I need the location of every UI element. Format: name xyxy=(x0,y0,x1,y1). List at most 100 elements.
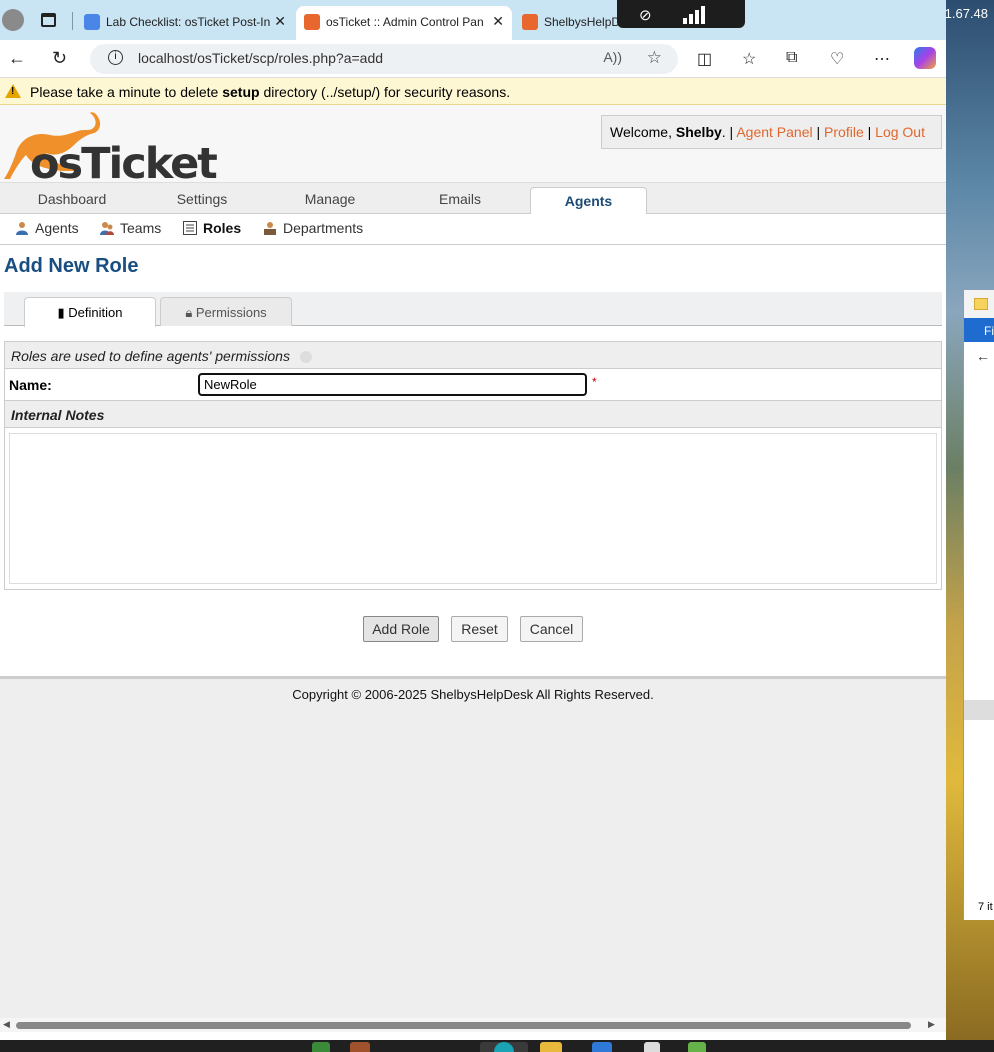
warning-text: Please take a minute to delete xyxy=(30,84,223,100)
browser-toolbar: ← ↻ i localhost/osTicket/scp/roles.php?a… xyxy=(0,40,946,78)
logout-link[interactable]: Log Out xyxy=(875,124,925,140)
warning-bold-text: setup xyxy=(222,84,260,100)
copyright-text: Copyright © 2006-2025 ShelbysHelpDesk Al… xyxy=(292,687,654,702)
url-text[interactable]: localhost/osTicket/scp/roles.php?a=add xyxy=(138,50,383,66)
favorite-star-icon[interactable]: ☆ xyxy=(647,48,662,68)
close-tab-icon[interactable]: ✕ xyxy=(274,13,286,30)
explorer-selected-row[interactable] xyxy=(964,700,994,720)
copilot-icon[interactable] xyxy=(914,47,936,69)
department-icon xyxy=(264,222,276,235)
separator: | xyxy=(867,124,872,140)
more-menu-icon[interactable]: ⋯ xyxy=(874,49,890,69)
tab-actions-icon[interactable] xyxy=(41,13,56,27)
taskbar xyxy=(0,1040,994,1052)
profile-avatar[interactable] xyxy=(2,9,24,31)
taskbar-app-icon[interactable] xyxy=(592,1042,612,1052)
internal-notes-header: Internal Notes xyxy=(5,401,941,428)
back-icon[interactable]: ← xyxy=(8,48,26,69)
roles-list-icon xyxy=(183,221,197,235)
unpin-icon[interactable]: ⊘ xyxy=(639,6,652,24)
info-icon[interactable]: i xyxy=(108,50,123,65)
osticket-logo[interactable]: osTicket xyxy=(4,109,218,189)
taskbar-app-icon[interactable] xyxy=(350,1042,370,1052)
subnav-label: Roles xyxy=(203,220,242,236)
page-footer: Copyright © 2006-2025 ShelbysHelpDesk Al… xyxy=(0,676,946,1031)
tab-label: Definition xyxy=(68,305,123,320)
explorer-item-count: 7 it xyxy=(978,901,993,913)
subnav-roles[interactable]: Roles xyxy=(183,220,241,236)
folder-icon xyxy=(974,298,988,310)
form-header: Roles are used to define agents' permiss… xyxy=(5,342,941,369)
separator: | xyxy=(816,124,821,140)
form-tab-bar: ▮ Definition 🔒︎ Permissions xyxy=(4,292,942,327)
warning-text-suffix: directory (../setup/) for security reaso… xyxy=(259,84,511,100)
browser-window: Lab Checklist: osTicket Post-In ✕ osTick… xyxy=(0,0,946,1040)
main-nav: Dashboard Settings Manage Emails Agents xyxy=(0,182,946,219)
taskbar-app-icon[interactable] xyxy=(688,1042,706,1052)
site-header: osTicket Welcome, Shelby. | Agent Panel … xyxy=(0,105,946,189)
tab-label: Permissions xyxy=(195,305,267,320)
cancel-button[interactable]: Cancel xyxy=(520,616,583,642)
username: Shelby xyxy=(675,124,722,140)
main-content: Add New Role ▮ Definition 🔒︎ Permissions… xyxy=(0,245,946,677)
sub-nav: Agents Teams Roles Departments xyxy=(0,214,946,245)
tab-permissions[interactable]: 🔒︎ Permissions xyxy=(160,297,292,326)
agent-panel-link[interactable]: Agent Panel xyxy=(736,124,812,140)
file-explorer-window[interactable]: Fil ← 7 it xyxy=(963,290,994,920)
taskbar-app-icon[interactable] xyxy=(644,1042,660,1052)
osticket-icon xyxy=(304,14,320,30)
welcome-text: Welcome, xyxy=(610,124,676,140)
file-explorer-icon[interactable] xyxy=(540,1042,562,1052)
signal-strength-icon xyxy=(683,6,707,24)
subnav-teams[interactable]: Teams xyxy=(100,220,161,236)
role-definition-form: Roles are used to define agents' permiss… xyxy=(4,341,942,590)
taskbar-app-icon[interactable] xyxy=(312,1042,330,1052)
favorites-icon[interactable]: ☆ xyxy=(742,49,756,69)
nav-settings[interactable]: Settings xyxy=(138,183,266,214)
nav-manage[interactable]: Manage xyxy=(266,183,394,214)
horizontal-scrollbar[interactable]: ◀ ▶ xyxy=(0,1018,946,1032)
team-icon xyxy=(100,222,114,235)
nav-dashboard[interactable]: Dashboard xyxy=(8,183,136,214)
warning-icon xyxy=(5,84,21,98)
browser-essentials-icon[interactable]: ♡ xyxy=(830,49,844,69)
add-role-button[interactable]: Add Role xyxy=(363,616,439,642)
subnav-departments[interactable]: Departments xyxy=(263,220,363,236)
reset-button[interactable]: Reset xyxy=(451,616,508,642)
explorer-file-tab[interactable]: Fil xyxy=(964,318,994,342)
internal-notes-editor[interactable] xyxy=(9,433,937,584)
scroll-left-icon[interactable]: ◀ xyxy=(3,1019,10,1030)
explorer-titlebar[interactable] xyxy=(964,290,994,318)
subnav-label: Departments xyxy=(283,220,364,236)
subnav-label: Agents xyxy=(35,220,79,236)
subnav-label: Teams xyxy=(120,220,162,236)
collections-icon[interactable]: ⧉ xyxy=(786,49,797,67)
profile-link[interactable]: Profile xyxy=(824,124,864,140)
user-info-box: Welcome, Shelby. | Agent Panel | Profile… xyxy=(601,115,942,149)
tab-title: osTicket :: Admin Control Pan xyxy=(326,15,484,29)
role-name-input[interactable] xyxy=(198,373,587,396)
scrollbar-thumb[interactable] xyxy=(16,1022,911,1029)
tab-shelbys-helpdesk[interactable]: ShelbysHelpD xyxy=(514,6,624,40)
back-arrow-icon[interactable]: ← xyxy=(964,342,994,364)
close-tab-icon[interactable]: ✕ xyxy=(492,13,504,30)
agent-icon xyxy=(16,222,28,235)
help-tip-icon[interactable] xyxy=(299,351,312,364)
tab-definition[interactable]: ▮ Definition xyxy=(24,297,156,327)
nav-emails[interactable]: Emails xyxy=(396,183,524,214)
subnav-agents[interactable]: Agents xyxy=(15,220,79,236)
remote-connection-bar[interactable]: ⊘ xyxy=(617,0,745,28)
tab-lab-checklist[interactable]: Lab Checklist: osTicket Post-In ✕ xyxy=(76,6,294,40)
read-aloud-icon[interactable]: A)) xyxy=(603,49,622,65)
split-screen-icon[interactable]: ◫ xyxy=(697,49,712,69)
tab-title: Lab Checklist: osTicket Post-In xyxy=(106,15,271,29)
scroll-right-icon[interactable]: ▶ xyxy=(928,1019,935,1030)
document-icon: ▮ xyxy=(57,305,65,320)
tab-separator xyxy=(72,12,73,30)
name-row: Name: * xyxy=(5,369,941,401)
page-title: Add New Role xyxy=(4,255,139,277)
osticket-icon xyxy=(522,14,538,30)
refresh-icon[interactable]: ↻ xyxy=(52,48,67,69)
address-bar[interactable]: i localhost/osTicket/scp/roles.php?a=add… xyxy=(90,44,678,74)
tab-osticket-admin[interactable]: osTicket :: Admin Control Pan ✕ xyxy=(296,6,512,40)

■ WHAT IS EXPECTED ■
Copy out unchanged the lines above, starting with the one that contains "warning-text: Please take" and ending with the one that contains "warning-bold-text: setup xyxy=(222,84,260,100)", including both of those lines.

■ TASK RESPONSE ■
warning-text: Please take a minute to delete xyxy=(30,84,223,100)
browser-toolbar: ← ↻ i localhost/osTicket/scp/roles.php?a… xyxy=(0,40,946,78)
logout-link[interactable]: Log Out xyxy=(875,124,925,140)
warning-bold-text: setup xyxy=(222,84,260,100)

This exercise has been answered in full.